Reproduce the listing below in full and without alteration, apart from its pictures.

___ Records for the exercise

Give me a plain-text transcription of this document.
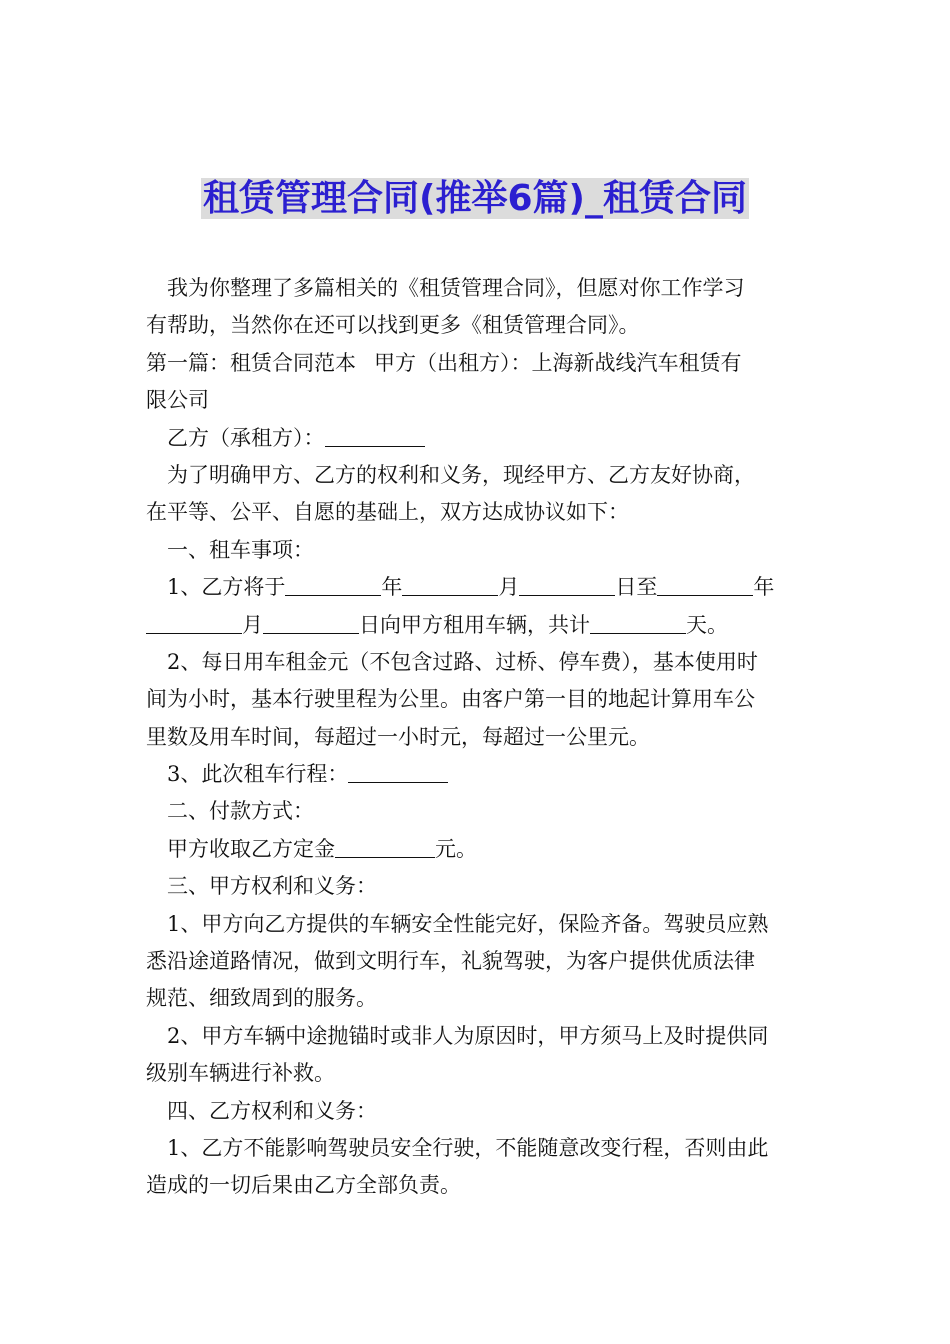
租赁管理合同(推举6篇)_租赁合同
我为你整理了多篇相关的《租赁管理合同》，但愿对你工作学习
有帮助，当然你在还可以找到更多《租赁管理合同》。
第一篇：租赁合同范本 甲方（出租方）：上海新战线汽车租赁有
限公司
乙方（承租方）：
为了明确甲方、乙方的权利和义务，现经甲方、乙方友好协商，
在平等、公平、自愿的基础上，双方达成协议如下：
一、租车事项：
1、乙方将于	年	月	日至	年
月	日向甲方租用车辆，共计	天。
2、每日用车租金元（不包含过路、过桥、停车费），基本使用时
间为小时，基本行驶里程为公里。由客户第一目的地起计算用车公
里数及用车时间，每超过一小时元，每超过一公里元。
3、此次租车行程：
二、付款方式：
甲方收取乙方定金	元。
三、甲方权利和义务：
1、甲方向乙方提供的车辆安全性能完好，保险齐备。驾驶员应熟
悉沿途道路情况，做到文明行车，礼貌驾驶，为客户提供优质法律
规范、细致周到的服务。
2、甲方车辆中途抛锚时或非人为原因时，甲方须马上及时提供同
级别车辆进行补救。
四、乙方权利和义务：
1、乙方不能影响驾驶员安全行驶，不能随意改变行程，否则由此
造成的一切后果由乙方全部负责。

______

Written answer »
Give me a plain-text transcription of this document.
租赁管理合同(推举6篇)_租赁合同
我为你整理了多篇相关的《租赁管理合同》，但愿对你工作学习
有帮助，当然你在还可以找到更多《租赁管理合同》。
第一篇：租赁合同范本 甲方（出租方）：上海新战线汽车租赁有
限公司
乙方（承租方）：
为了明确甲方、乙方的权利和义务，现经甲方、乙方友好协商，
在平等、公平、自愿的基础上，双方达成协议如下：
一、租车事项：
1、乙方将于	年	月	日至	年
月	日向甲方租用车辆，共计	天。
2、每日用车租金元（不包含过路、过桥、停车费），基本使用时
间为小时，基本行驶里程为公里。由客户第一目的地起计算用车公
里数及用车时间，每超过一小时元，每超过一公里元。
3、此次租车行程：
二、付款方式：
甲方收取乙方定金	元。
三、甲方权利和义务：
1、甲方向乙方提供的车辆安全性能完好，保险齐备。驾驶员应熟
悉沿途道路情况，做到文明行车，礼貌驾驶，为客户提供优质法律
规范、细致周到的服务。
2、甲方车辆中途抛锚时或非人为原因时，甲方须马上及时提供同
级别车辆进行补救。
四、乙方权利和义务：
1、乙方不能影响驾驶员安全行驶，不能随意改变行程，否则由此
造成的一切后果由乙方全部负责。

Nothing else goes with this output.